Required work.
Tally the lines that hold the string "screenshot", and reply with the count alone.

Input rows.
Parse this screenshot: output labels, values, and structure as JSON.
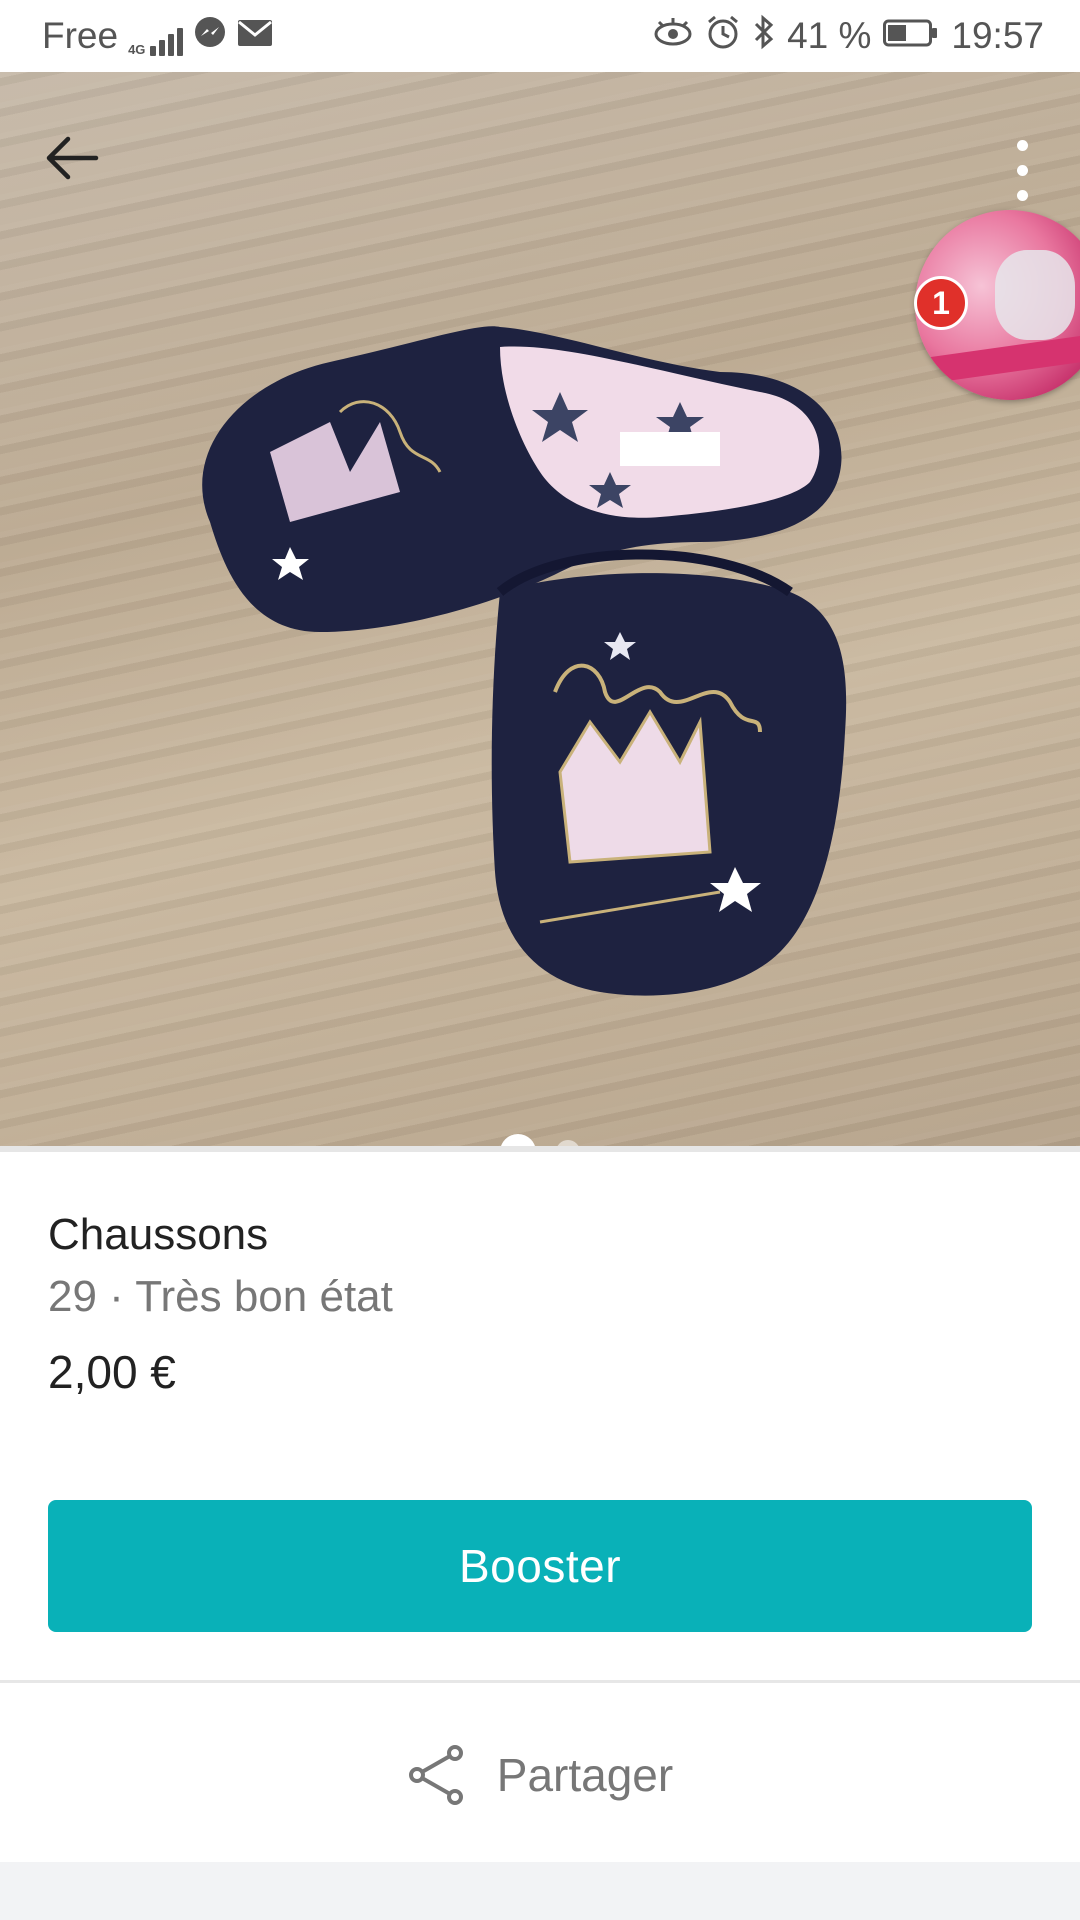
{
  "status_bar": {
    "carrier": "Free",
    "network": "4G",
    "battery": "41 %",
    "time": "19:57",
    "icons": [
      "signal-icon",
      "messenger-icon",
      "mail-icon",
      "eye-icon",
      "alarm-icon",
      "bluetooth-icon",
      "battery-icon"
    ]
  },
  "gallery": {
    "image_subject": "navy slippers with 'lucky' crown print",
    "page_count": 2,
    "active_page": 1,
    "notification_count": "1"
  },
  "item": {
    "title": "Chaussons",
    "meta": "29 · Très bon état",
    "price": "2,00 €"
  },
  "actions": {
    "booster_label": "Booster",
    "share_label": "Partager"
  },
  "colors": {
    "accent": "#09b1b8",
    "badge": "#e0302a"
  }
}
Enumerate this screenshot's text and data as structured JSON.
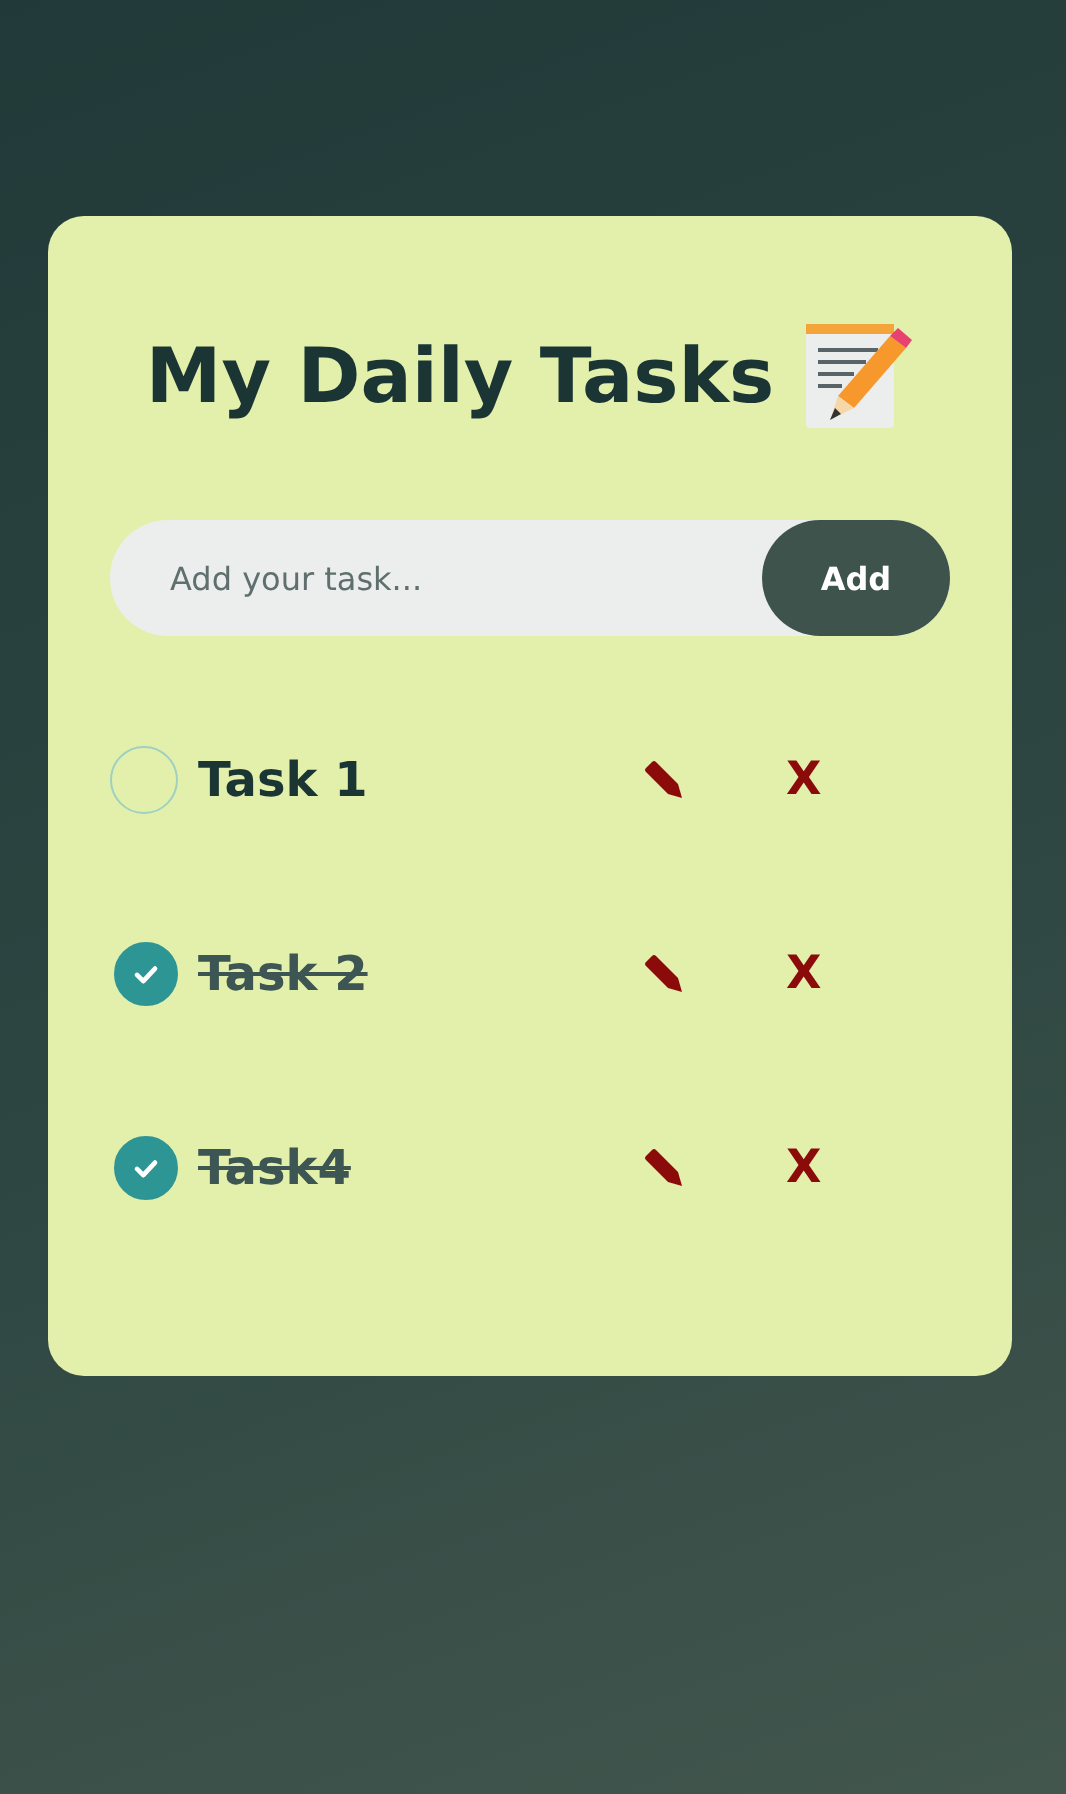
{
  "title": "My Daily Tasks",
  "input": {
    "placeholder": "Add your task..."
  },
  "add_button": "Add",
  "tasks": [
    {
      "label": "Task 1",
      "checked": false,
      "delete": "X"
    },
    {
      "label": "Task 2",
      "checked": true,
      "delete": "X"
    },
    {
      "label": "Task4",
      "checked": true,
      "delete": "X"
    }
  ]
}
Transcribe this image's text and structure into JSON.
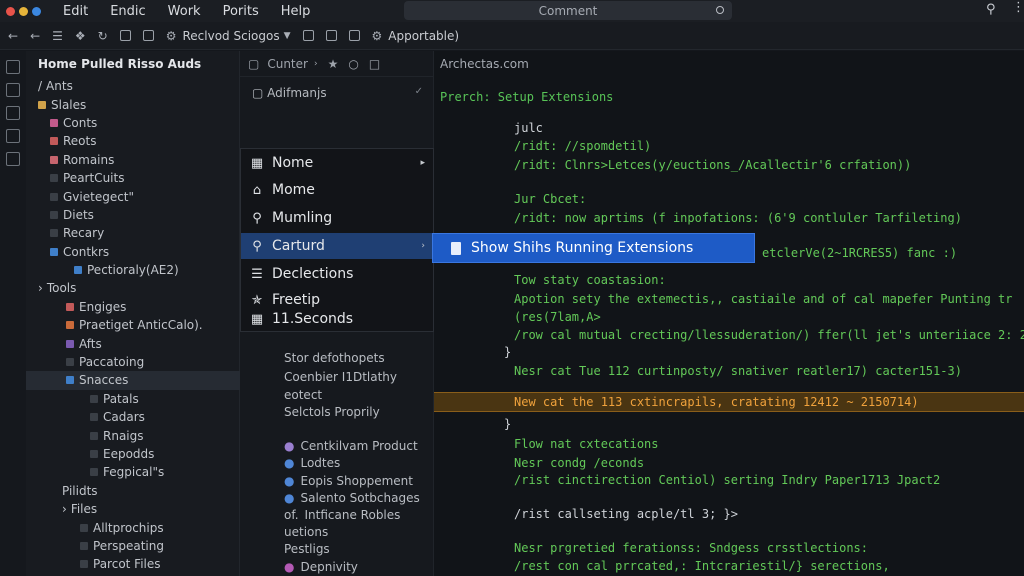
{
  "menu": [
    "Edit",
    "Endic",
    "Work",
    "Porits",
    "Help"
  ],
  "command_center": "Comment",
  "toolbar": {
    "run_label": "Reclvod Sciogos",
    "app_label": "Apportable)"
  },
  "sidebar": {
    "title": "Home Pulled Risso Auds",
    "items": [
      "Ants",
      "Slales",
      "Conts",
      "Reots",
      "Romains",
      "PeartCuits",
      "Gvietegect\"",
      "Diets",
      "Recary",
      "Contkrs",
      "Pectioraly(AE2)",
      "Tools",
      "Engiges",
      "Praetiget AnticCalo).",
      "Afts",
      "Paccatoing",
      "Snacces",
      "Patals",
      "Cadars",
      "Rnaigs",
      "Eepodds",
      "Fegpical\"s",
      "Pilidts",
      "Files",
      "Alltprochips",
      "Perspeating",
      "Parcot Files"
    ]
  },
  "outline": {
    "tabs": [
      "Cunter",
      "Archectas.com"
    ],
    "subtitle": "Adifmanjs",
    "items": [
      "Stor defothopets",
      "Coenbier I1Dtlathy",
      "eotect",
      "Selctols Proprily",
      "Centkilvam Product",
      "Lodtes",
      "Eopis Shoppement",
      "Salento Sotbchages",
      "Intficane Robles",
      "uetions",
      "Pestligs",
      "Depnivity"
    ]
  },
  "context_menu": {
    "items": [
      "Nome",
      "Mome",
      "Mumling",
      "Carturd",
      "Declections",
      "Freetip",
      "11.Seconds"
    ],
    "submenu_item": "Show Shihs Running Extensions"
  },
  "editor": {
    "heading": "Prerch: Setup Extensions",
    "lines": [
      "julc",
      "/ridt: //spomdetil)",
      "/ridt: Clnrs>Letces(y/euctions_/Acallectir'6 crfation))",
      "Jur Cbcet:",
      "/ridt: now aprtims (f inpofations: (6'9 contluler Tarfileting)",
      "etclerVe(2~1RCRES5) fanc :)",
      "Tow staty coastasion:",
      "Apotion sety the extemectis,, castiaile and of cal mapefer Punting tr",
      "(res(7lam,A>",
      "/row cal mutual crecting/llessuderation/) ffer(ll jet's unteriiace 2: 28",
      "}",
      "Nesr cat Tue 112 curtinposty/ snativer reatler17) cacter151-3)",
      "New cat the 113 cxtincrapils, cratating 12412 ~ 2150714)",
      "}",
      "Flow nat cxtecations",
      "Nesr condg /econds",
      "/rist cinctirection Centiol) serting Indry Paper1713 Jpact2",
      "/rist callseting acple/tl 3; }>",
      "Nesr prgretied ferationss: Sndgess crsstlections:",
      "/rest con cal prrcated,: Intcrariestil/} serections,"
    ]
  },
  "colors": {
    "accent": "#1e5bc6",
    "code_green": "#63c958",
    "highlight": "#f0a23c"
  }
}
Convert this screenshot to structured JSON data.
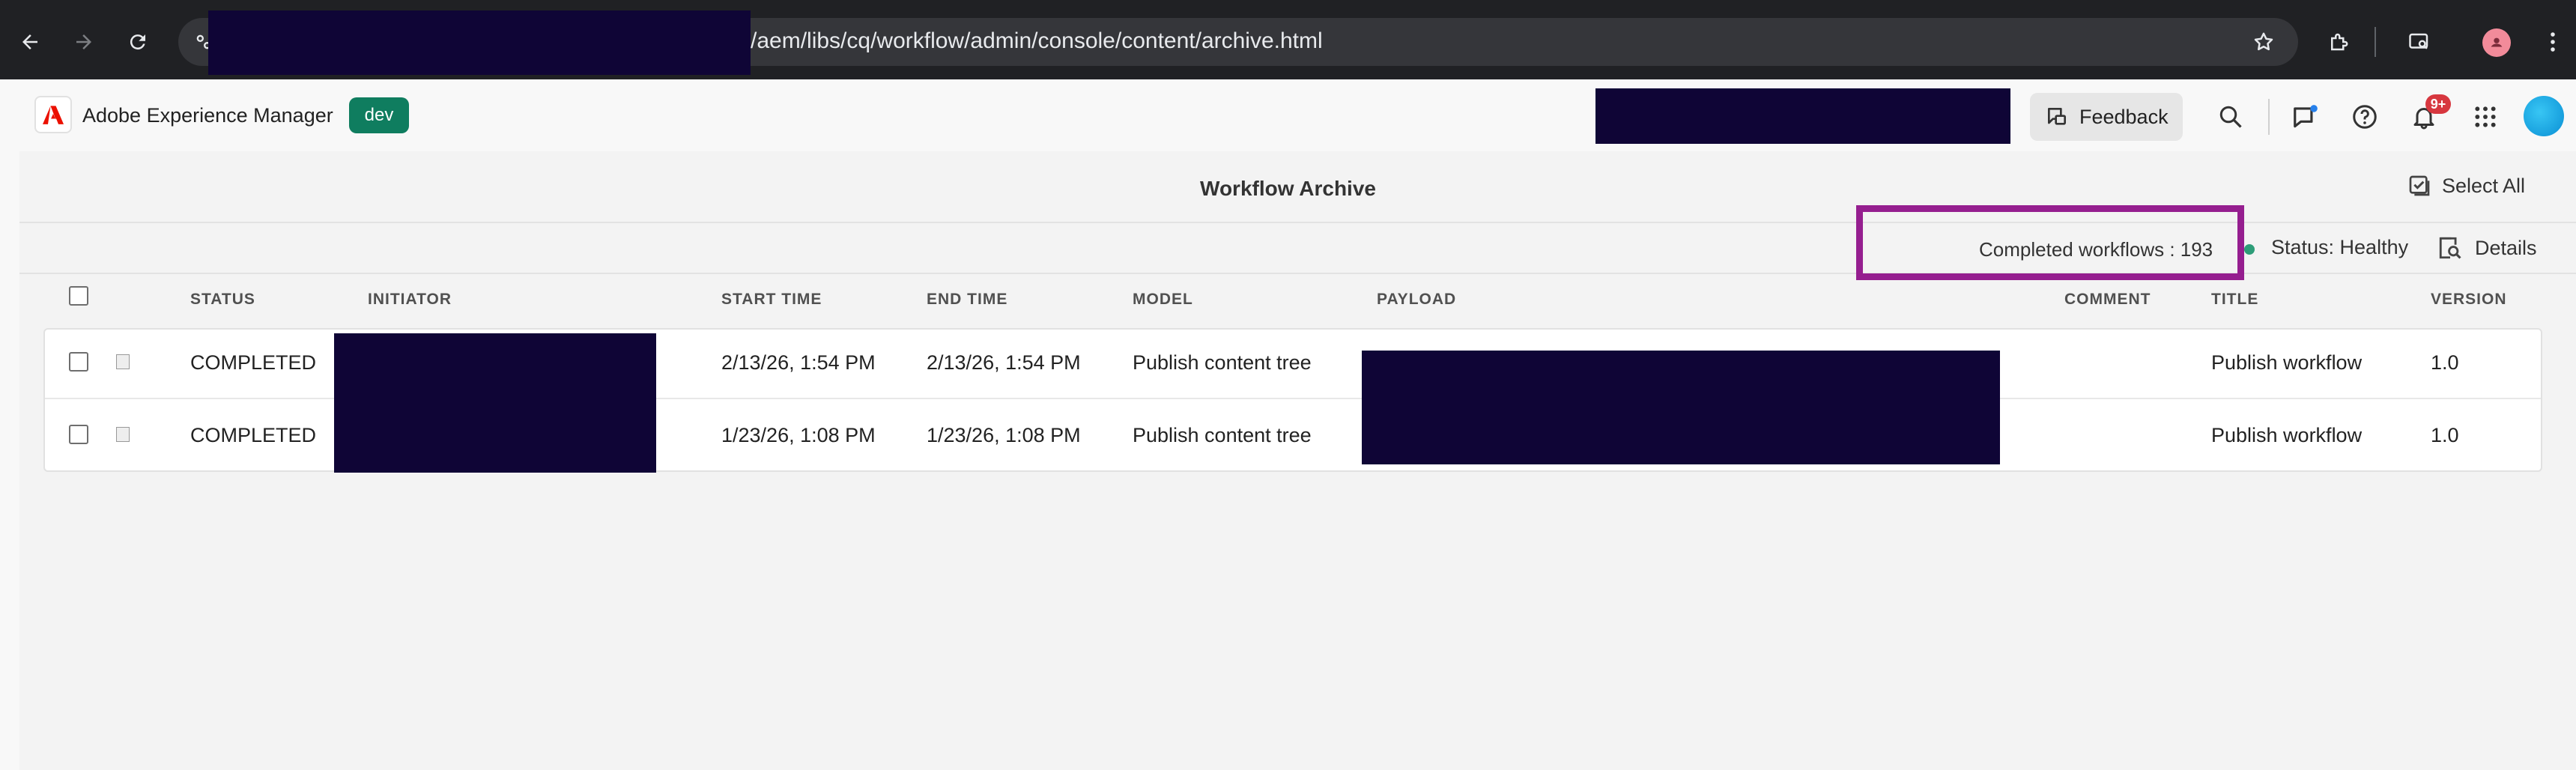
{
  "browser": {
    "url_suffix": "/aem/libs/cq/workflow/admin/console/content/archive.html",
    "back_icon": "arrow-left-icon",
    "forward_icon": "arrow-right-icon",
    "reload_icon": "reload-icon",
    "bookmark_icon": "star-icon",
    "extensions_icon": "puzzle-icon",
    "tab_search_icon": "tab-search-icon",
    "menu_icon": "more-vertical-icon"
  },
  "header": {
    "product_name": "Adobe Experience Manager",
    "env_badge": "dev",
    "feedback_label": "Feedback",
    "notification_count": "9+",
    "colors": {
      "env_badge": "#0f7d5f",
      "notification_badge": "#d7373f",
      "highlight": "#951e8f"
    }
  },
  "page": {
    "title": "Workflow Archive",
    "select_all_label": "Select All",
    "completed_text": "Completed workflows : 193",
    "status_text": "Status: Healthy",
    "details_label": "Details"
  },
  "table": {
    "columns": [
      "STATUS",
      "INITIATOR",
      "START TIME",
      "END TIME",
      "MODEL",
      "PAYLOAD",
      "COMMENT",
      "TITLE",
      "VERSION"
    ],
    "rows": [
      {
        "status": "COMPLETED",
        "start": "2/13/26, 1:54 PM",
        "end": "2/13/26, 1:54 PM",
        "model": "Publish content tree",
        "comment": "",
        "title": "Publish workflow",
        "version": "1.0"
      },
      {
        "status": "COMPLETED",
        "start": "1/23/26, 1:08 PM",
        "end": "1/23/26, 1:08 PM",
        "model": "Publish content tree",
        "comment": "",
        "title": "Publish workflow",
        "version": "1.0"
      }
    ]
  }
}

Completed exercise.
3